## GIVEN PROBLEM:
Copy out each line that mentions the word "工作人群外市居住来源".

## INFORMATION SUPPLIED:
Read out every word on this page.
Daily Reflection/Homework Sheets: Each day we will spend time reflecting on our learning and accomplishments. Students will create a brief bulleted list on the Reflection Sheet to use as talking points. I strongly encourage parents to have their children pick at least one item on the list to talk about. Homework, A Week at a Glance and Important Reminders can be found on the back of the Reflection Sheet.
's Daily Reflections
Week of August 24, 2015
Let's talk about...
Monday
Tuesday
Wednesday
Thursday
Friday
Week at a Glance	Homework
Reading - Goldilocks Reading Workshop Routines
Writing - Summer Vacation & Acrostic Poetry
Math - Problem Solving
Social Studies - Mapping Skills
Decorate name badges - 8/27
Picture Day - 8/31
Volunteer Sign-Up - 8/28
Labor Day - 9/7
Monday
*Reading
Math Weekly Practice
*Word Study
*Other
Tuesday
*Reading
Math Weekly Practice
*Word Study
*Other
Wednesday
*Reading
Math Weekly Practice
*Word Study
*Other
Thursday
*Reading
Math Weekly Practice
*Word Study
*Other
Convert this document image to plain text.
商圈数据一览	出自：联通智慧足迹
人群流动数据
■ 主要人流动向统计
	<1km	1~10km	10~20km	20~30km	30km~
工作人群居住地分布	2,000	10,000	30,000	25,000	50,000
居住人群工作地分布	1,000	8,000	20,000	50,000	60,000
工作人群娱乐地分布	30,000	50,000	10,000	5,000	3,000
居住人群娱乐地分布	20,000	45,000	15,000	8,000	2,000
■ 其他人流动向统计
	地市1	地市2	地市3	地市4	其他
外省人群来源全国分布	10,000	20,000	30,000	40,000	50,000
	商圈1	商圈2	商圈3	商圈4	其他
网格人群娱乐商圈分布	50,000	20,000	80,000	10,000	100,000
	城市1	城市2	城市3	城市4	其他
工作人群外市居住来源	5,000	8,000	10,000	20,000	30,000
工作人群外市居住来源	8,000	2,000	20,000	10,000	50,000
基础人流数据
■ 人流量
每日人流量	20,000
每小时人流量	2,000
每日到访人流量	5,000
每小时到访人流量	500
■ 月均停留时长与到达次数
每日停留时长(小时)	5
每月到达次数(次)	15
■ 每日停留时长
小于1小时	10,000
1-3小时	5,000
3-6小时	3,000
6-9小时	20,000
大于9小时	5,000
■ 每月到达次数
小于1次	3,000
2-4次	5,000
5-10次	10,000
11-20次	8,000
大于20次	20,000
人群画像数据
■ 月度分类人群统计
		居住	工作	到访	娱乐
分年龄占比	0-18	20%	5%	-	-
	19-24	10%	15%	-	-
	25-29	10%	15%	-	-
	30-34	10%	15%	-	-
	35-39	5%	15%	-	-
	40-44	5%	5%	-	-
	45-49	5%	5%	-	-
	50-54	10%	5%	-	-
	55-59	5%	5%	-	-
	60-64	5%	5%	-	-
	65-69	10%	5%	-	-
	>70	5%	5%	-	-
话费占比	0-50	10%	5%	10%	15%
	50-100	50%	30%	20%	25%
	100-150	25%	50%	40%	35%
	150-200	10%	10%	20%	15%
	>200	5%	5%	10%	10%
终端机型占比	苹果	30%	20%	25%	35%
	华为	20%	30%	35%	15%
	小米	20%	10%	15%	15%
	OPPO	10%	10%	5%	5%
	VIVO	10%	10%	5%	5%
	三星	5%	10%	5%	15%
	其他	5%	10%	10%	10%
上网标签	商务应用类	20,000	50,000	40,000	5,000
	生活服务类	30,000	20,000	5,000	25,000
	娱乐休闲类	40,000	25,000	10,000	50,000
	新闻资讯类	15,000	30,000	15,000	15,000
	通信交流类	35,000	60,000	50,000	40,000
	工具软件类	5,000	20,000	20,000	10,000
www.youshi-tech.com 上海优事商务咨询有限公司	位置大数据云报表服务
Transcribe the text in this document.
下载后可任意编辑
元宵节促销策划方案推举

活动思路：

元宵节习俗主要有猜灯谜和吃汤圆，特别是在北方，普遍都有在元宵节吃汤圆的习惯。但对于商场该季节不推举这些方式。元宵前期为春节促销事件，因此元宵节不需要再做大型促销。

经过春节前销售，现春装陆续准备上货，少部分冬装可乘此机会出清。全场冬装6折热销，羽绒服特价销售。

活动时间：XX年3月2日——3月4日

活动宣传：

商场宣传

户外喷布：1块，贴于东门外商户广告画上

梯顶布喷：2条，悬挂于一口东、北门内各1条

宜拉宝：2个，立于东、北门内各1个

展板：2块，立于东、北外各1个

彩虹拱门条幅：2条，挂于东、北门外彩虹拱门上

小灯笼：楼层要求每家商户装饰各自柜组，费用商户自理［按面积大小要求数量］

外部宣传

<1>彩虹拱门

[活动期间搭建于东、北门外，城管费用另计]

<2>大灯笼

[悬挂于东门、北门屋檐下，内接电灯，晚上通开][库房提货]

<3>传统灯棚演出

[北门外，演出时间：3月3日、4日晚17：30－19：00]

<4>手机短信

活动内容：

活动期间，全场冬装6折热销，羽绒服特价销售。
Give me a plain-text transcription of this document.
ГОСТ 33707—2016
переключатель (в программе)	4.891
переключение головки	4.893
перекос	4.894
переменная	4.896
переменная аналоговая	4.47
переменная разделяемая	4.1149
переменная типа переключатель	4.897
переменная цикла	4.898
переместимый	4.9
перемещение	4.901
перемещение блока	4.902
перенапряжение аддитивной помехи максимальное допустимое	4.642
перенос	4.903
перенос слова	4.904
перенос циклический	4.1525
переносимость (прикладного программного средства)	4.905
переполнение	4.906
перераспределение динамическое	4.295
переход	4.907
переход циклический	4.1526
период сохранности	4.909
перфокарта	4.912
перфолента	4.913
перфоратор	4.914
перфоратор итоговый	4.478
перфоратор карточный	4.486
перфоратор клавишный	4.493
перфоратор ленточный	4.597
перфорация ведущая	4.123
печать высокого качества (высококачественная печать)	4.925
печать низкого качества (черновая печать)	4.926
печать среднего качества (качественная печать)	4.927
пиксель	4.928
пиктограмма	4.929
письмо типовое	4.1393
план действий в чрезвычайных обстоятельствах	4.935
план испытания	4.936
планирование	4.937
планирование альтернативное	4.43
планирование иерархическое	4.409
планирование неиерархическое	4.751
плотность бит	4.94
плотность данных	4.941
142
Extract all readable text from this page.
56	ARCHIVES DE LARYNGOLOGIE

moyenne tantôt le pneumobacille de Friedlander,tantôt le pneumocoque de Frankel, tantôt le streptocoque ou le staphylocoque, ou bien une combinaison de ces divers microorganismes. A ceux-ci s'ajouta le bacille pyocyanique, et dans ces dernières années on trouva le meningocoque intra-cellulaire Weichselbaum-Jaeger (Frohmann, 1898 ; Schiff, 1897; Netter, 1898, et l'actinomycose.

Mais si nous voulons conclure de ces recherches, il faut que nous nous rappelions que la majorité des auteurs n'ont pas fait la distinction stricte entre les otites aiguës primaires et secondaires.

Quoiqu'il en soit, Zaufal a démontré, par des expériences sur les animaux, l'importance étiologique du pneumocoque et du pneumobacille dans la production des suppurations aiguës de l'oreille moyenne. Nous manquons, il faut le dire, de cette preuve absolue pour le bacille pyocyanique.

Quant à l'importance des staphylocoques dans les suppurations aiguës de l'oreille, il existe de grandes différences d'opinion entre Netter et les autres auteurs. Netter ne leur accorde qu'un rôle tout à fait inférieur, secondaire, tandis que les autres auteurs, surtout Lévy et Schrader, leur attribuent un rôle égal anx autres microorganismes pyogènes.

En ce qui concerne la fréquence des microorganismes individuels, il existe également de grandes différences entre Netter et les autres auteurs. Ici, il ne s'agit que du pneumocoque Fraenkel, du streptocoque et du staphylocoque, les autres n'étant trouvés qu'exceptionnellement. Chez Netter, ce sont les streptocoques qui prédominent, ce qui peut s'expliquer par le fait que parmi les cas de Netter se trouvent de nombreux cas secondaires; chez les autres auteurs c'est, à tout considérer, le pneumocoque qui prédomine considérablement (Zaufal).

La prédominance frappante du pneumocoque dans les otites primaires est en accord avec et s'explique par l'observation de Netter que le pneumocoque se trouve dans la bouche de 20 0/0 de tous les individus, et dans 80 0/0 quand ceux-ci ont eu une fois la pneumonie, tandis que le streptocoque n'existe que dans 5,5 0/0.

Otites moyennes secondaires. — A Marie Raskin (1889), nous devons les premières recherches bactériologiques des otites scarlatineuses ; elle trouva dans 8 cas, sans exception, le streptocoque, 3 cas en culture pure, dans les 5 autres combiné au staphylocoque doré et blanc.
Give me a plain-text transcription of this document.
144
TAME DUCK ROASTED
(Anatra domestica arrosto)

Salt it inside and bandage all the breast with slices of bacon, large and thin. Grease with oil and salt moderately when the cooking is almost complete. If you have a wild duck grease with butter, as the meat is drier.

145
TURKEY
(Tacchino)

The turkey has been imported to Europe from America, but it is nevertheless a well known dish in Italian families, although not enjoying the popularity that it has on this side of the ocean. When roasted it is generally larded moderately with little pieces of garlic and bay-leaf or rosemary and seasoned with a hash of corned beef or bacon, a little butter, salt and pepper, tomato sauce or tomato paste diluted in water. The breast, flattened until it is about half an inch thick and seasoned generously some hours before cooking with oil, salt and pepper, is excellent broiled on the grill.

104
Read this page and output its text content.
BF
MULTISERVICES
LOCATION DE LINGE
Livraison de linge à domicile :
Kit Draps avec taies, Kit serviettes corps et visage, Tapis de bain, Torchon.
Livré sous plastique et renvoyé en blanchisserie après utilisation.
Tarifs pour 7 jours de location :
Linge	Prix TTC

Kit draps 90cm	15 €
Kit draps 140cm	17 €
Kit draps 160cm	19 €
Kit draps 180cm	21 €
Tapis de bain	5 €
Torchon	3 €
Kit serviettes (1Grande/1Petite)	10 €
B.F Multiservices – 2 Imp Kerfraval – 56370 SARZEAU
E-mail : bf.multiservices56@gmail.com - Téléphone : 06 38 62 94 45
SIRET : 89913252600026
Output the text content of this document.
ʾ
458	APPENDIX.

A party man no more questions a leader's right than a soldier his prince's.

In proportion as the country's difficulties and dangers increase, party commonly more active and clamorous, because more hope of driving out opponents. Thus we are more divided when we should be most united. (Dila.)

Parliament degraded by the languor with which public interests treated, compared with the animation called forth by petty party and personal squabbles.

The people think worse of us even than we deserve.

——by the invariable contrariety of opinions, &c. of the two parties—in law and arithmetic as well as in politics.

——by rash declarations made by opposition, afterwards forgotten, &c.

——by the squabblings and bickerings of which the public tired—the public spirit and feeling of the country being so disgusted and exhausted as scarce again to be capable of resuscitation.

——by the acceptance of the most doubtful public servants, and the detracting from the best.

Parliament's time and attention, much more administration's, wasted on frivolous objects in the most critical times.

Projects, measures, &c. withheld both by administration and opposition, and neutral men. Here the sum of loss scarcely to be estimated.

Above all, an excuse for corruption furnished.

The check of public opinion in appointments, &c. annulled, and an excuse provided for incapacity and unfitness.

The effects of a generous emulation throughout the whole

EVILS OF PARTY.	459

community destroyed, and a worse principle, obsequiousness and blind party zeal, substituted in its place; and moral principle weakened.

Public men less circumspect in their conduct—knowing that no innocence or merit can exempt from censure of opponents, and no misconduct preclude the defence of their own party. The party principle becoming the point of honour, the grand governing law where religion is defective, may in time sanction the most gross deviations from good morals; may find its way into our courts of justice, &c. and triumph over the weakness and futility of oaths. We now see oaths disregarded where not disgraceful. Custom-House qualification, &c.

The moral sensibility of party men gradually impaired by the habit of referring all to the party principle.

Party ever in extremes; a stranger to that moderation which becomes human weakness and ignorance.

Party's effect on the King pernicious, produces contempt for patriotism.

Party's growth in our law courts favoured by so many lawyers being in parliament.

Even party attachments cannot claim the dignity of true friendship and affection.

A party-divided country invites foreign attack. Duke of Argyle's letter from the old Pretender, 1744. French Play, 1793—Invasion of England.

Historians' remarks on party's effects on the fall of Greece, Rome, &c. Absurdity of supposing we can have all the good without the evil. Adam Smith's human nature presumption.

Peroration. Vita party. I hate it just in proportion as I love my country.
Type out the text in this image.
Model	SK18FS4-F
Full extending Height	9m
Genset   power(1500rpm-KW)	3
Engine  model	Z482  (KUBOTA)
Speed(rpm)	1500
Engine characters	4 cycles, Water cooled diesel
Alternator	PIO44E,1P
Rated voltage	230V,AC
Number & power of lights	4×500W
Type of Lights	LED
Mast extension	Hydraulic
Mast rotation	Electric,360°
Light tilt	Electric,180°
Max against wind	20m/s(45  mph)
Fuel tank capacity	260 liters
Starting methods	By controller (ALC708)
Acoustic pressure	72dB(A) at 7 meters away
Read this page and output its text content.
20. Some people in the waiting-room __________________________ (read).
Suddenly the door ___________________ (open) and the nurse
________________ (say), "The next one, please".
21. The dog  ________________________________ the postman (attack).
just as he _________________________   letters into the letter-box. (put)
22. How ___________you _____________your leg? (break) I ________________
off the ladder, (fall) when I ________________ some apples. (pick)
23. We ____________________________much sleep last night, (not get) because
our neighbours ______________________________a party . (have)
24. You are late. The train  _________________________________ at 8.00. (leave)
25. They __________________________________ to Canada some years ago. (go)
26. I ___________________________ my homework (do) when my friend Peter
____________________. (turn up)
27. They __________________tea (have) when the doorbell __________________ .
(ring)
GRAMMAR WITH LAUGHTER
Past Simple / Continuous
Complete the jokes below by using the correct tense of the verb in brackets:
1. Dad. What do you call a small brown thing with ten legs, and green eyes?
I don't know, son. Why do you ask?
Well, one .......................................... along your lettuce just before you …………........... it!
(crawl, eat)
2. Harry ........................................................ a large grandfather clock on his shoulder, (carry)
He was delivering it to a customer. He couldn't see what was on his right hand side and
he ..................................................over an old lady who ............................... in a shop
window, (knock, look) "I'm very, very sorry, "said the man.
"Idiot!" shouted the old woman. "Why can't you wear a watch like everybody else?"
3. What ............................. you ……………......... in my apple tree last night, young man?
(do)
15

## EXPECTED ANSWER:
工作人群外市居住来源	5,000	8,000	10,000	20,000	30,000
工作人群外市居住来源	8,000	2,000	20,000	10,000	50,000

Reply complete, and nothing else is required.